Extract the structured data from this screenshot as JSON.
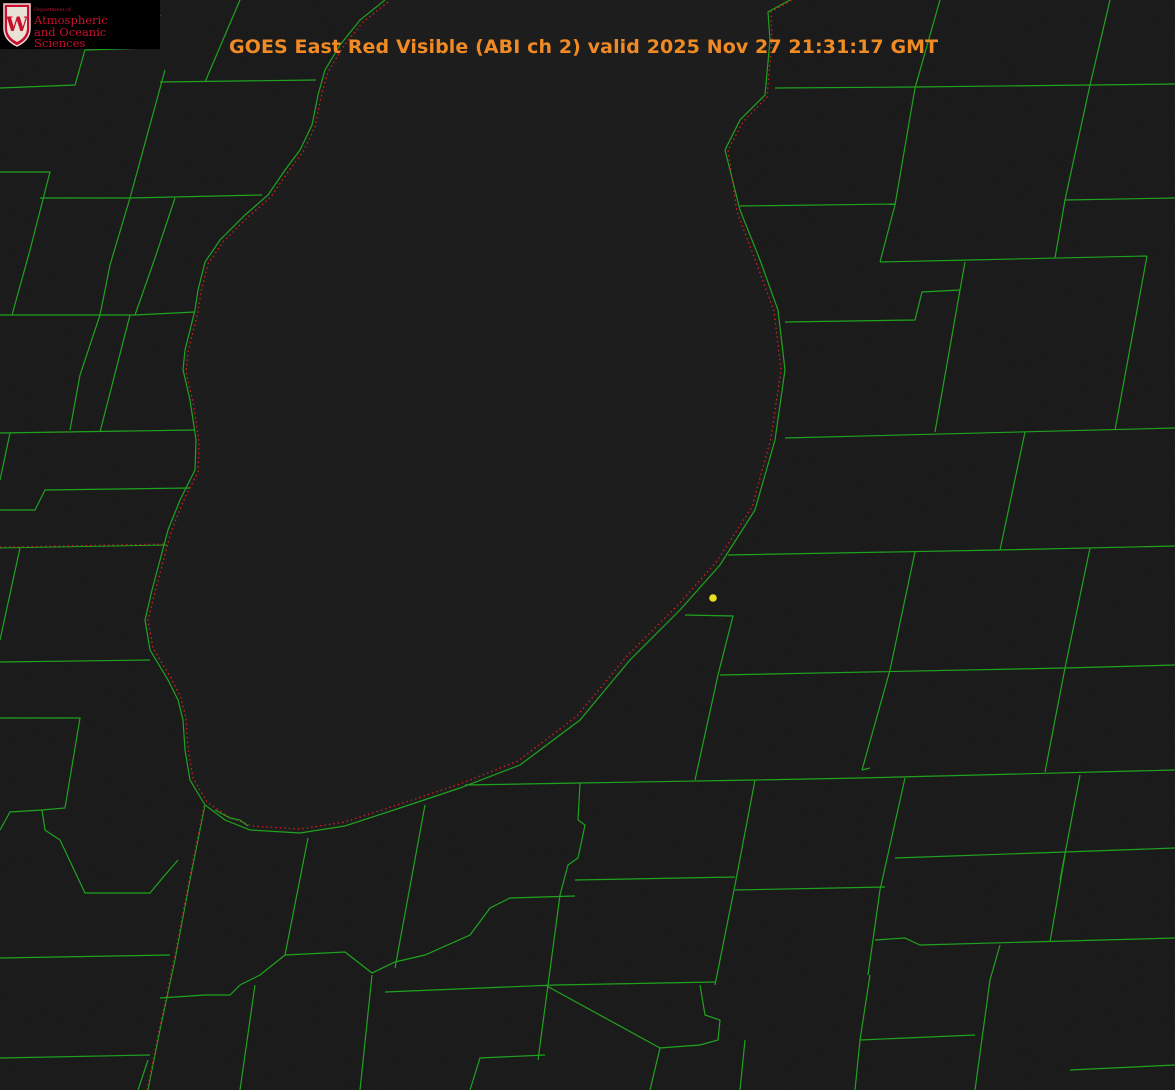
{
  "title": "GOES East Red Visible (ABI ch 2) valid 2025 Nov 27 21:31:17 GMT",
  "logo": {
    "department": "Department of",
    "name_line1": "Atmospheric",
    "name_line2": "and Oceanic Sciences",
    "crest_letter": "W"
  },
  "colors": {
    "background": "#161616",
    "lake": "#1d1d1d",
    "county_lines": "#1fa31f",
    "shoreline_dots": "#d42020",
    "title": "#f08a24",
    "logo_red": "#c8102e",
    "station_marker": "#e6e01e"
  },
  "map_layers": [
    "satellite-visible-imagery",
    "county-boundaries",
    "state-boundary",
    "lake-shoreline",
    "station-marker"
  ]
}
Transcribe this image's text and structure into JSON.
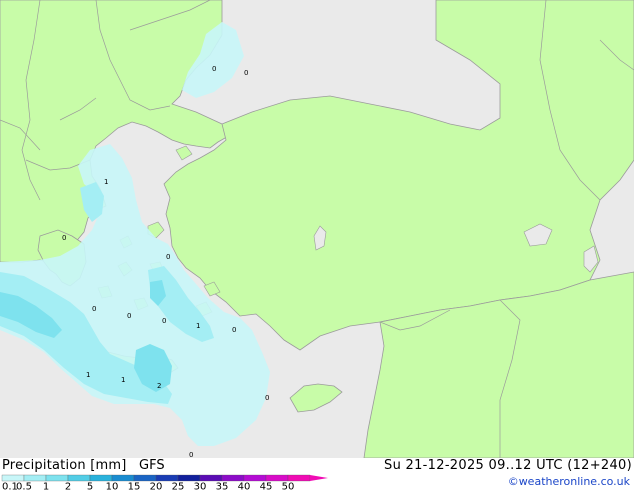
{
  "footer": {
    "title": "Precipitation [mm]",
    "product": "GFS",
    "timestamp": "Su 21-12-2025 09..12 UTC (12+240)",
    "credit": "©weatheronline.co.uk"
  },
  "legend": {
    "ticks": [
      "0.1",
      "0.5",
      "1",
      "2",
      "5",
      "10",
      "15",
      "20",
      "25",
      "30",
      "35",
      "40",
      "45",
      "50"
    ],
    "colors": [
      "#c8f6f8",
      "#a4eef4",
      "#7ee2ee",
      "#52cde6",
      "#2ab2dc",
      "#1a8cd0",
      "#1a64c4",
      "#1a3cb4",
      "#12209c",
      "#5a0cb4",
      "#8c0cc8",
      "#b40cd4",
      "#d80cc8",
      "#f00cb4"
    ]
  },
  "map": {
    "colors": {
      "land": "#c8fca8",
      "sea": "#eaeaea",
      "border": "#9b9b9b",
      "precip_light": "#c8f6f8",
      "precip_mid": "#a4eef4",
      "precip_heavy": "#7ee2ee",
      "precip_max": "#52cde6"
    },
    "labels": [
      {
        "text": "0"
      },
      {
        "text": "0"
      },
      {
        "text": "1"
      },
      {
        "text": "0"
      },
      {
        "text": "0"
      },
      {
        "text": "0"
      },
      {
        "text": "0"
      },
      {
        "text": "0"
      },
      {
        "text": "1"
      },
      {
        "text": "0"
      },
      {
        "text": "1"
      },
      {
        "text": "1"
      },
      {
        "text": "2"
      },
      {
        "text": "0"
      },
      {
        "text": "0"
      }
    ]
  }
}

# # #

### INSTRUCTIONS TO FOLLOW
Leave out the pictures and copy everything else in the records word for word.

### FINISHED EXERCISE
Extract the structured data from this screenshot as JSON.
{
  "title": "GOES East Red Visible (ABI ch 2) valid 2025 Nov 27 21:31:17 GMT",
  "logo": {
    "department": "Department of",
    "name_line1": "Atmospheric",
    "name_line2": "and Oceanic Sciences",
    "crest_letter": "W"
  },
  "colors": {
    "background": "#161616",
    "lake": "#1d1d1d",
    "county_lines": "#1fa31f",
    "shoreline_dots": "#d42020",
    "title": "#f08a24",
    "logo_red": "#c8102e",
    "station_marker": "#e6e01e"
  },
  "map_layers": [
    "satellite-visible-imagery",
    "county-boundaries",
    "state-boundary",
    "lake-shoreline",
    "station-marker"
  ]
}
Transcribe this image's text and structure into JSON.
{
  "footer": {
    "title": "Precipitation [mm]",
    "product": "GFS",
    "timestamp": "Su 21-12-2025 09..12 UTC (12+240)",
    "credit": "©weatheronline.co.uk"
  },
  "legend": {
    "ticks": [
      "0.1",
      "0.5",
      "1",
      "2",
      "5",
      "10",
      "15",
      "20",
      "25",
      "30",
      "35",
      "40",
      "45",
      "50"
    ],
    "colors": [
      "#c8f6f8",
      "#a4eef4",
      "#7ee2ee",
      "#52cde6",
      "#2ab2dc",
      "#1a8cd0",
      "#1a64c4",
      "#1a3cb4",
      "#12209c",
      "#5a0cb4",
      "#8c0cc8",
      "#b40cd4",
      "#d80cc8",
      "#f00cb4"
    ]
  },
  "map": {
    "colors": {
      "land": "#c8fca8",
      "sea": "#eaeaea",
      "border": "#9b9b9b",
      "precip_light": "#c8f6f8",
      "precip_mid": "#a4eef4",
      "precip_heavy": "#7ee2ee",
      "precip_max": "#52cde6"
    },
    "labels": [
      {
        "text": "0"
      },
      {
        "text": "0"
      },
      {
        "text": "1"
      },
      {
        "text": "0"
      },
      {
        "text": "0"
      },
      {
        "text": "0"
      },
      {
        "text": "0"
      },
      {
        "text": "0"
      },
      {
        "text": "1"
      },
      {
        "text": "0"
      },
      {
        "text": "1"
      },
      {
        "text": "1"
      },
      {
        "text": "2"
      },
      {
        "text": "0"
      },
      {
        "text": "0"
      }
    ]
  }
}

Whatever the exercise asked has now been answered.